Could you copy the forum thread about the boat project word for word, starting at "Keep the photos" and ending at "care of it."?

◆ **QUOTED TEXT**
▬▬▬
# New Guy Old Project



## joshuabward (Apr 3, 2010)

Here is the rest this is the floor and deck dry fitted.








Getting the floor ready for paint I used acid to etch the aluminum before painting with zinc chromate then just walmart enamel thinned with acetone 








Cheap HVLP gun 








The color I mixed myself didnt turn out as dark as i wanted I may repaint it


----------



## noeettica (Sep 23, 2007)

Welcome Sir 

Keep the photos comming ...


----------



## joshuabward (Apr 3, 2010)

Forgot to mention that my friend purchased southboundchicken's mud minnow and we have put alot of hours and fish slim on that boat I will upload some picks of it later so southbound can see he is taking care of it.


----------



## OSWLD (Apr 20, 2008)

the jonny boat's lookin good. we just did the same thing to the floor of my cuousin's jon boat with diamond plate and it makes a world of difference not having to step on those ribs.


----------



## Salty_South (Feb 25, 2009)

Lookin Good!


----------



## kbuch312 (Feb 17, 2007)

Can you offer some comment on the garage door arrangment?


----------



## drewrossi (Jan 30, 2010)

> Can you offer some comment on the garage door arrangment?


I was trying to figure it out, too!


----------



## Brett (Jul 16, 2008)

Theft deterrent device... 

You try hauling that trailer out!
Talk about confused crooks...

;D


----------



## joshuabward (Apr 3, 2010)

Yea the trailer tongue sticks out, its my dads boat (27 foot answer) and it doesn't fit in the shop. Im doing the work here because my HOA won't allow me to do it at my house plus he has a full machine shop in there here is a jack plate we built for my old stumpknocker


----------



## joshuabward (Apr 3, 2010)

Made this push pole awhile back ago out of alum. pipe but it is a little heavy


----------



## rcmay (Dec 12, 2006)

there is something very very wrong with the last picture.............get those beers on ice fast, or we'll have to call the authorities on you!


----------



## joshuabward (Apr 3, 2010)

Yea those beers were Heat Casualties ;D I rescued them from my cooler that was empty of ice and in the sun


----------



## joshuabward (Apr 3, 2010)
▬▬▬
◆ **MATERIAL SUPPLIED**
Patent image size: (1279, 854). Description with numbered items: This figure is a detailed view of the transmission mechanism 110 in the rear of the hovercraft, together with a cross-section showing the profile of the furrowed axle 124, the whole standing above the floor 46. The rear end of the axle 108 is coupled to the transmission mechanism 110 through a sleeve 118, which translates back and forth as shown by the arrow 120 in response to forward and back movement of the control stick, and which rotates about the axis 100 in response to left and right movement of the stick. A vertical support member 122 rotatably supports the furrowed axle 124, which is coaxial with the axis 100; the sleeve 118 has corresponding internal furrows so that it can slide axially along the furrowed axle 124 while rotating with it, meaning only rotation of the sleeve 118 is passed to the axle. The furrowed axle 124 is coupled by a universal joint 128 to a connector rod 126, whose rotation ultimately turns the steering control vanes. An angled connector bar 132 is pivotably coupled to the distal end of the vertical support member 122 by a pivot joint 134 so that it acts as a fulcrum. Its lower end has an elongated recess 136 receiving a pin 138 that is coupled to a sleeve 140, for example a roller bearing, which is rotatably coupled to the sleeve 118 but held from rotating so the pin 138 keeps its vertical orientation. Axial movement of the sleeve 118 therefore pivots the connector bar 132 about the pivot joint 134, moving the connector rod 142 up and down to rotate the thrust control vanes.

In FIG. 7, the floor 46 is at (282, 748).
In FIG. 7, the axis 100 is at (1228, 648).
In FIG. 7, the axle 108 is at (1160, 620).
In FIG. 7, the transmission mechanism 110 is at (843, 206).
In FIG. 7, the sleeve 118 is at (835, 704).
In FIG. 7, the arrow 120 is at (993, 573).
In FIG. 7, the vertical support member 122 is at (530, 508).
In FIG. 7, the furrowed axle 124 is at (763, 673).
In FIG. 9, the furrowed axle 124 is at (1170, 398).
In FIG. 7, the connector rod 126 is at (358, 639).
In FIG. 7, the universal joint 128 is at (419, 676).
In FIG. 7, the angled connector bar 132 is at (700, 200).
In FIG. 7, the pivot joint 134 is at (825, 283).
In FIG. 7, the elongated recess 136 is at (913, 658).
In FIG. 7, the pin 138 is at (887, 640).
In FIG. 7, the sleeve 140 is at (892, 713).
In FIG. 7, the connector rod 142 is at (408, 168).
▬▬▬
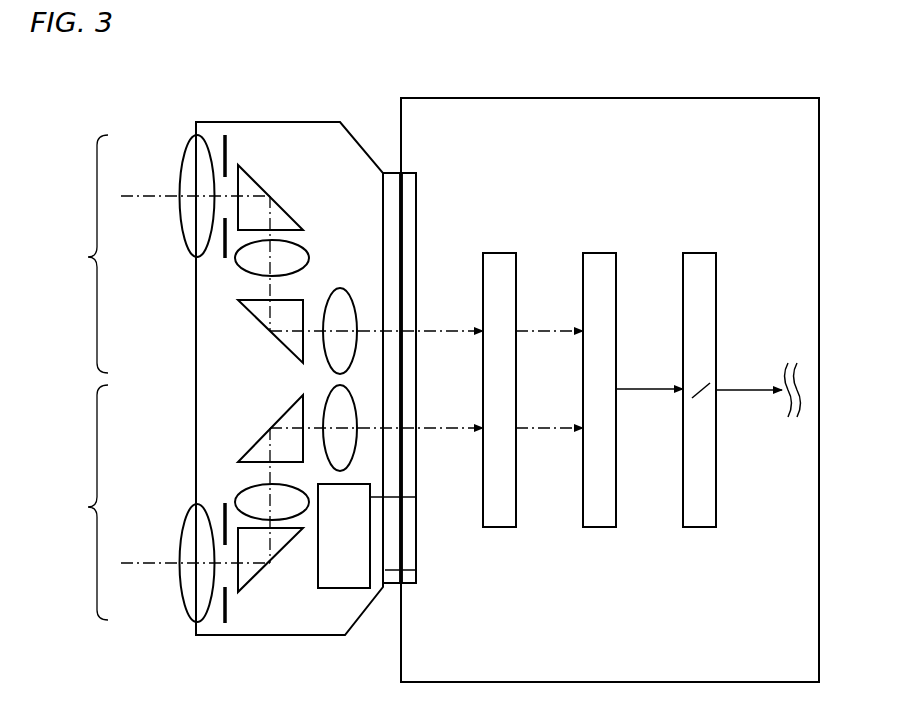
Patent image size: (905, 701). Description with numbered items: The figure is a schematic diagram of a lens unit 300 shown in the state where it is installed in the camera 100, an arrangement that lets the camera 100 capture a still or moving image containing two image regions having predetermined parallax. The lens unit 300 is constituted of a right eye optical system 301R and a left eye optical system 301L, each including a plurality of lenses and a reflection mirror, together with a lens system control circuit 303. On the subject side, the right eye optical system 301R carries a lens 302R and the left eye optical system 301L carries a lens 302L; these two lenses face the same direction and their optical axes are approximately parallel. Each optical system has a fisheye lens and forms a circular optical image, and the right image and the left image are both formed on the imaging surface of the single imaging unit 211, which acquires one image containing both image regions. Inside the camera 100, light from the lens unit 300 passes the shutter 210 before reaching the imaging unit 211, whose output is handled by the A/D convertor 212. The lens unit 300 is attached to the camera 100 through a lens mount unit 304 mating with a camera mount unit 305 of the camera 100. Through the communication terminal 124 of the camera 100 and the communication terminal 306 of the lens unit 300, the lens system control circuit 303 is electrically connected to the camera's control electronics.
▬▬▬
◆ **RESULT**
Keep the photos comming ...


----------



## joshuabward (Apr 3, 2010)

Forgot to mention that my friend purchased southboundchicken's mud minnow and we have put alot of hours and fish slim on that boat I will upload some picks of it later so southbound can see he is taking care of it.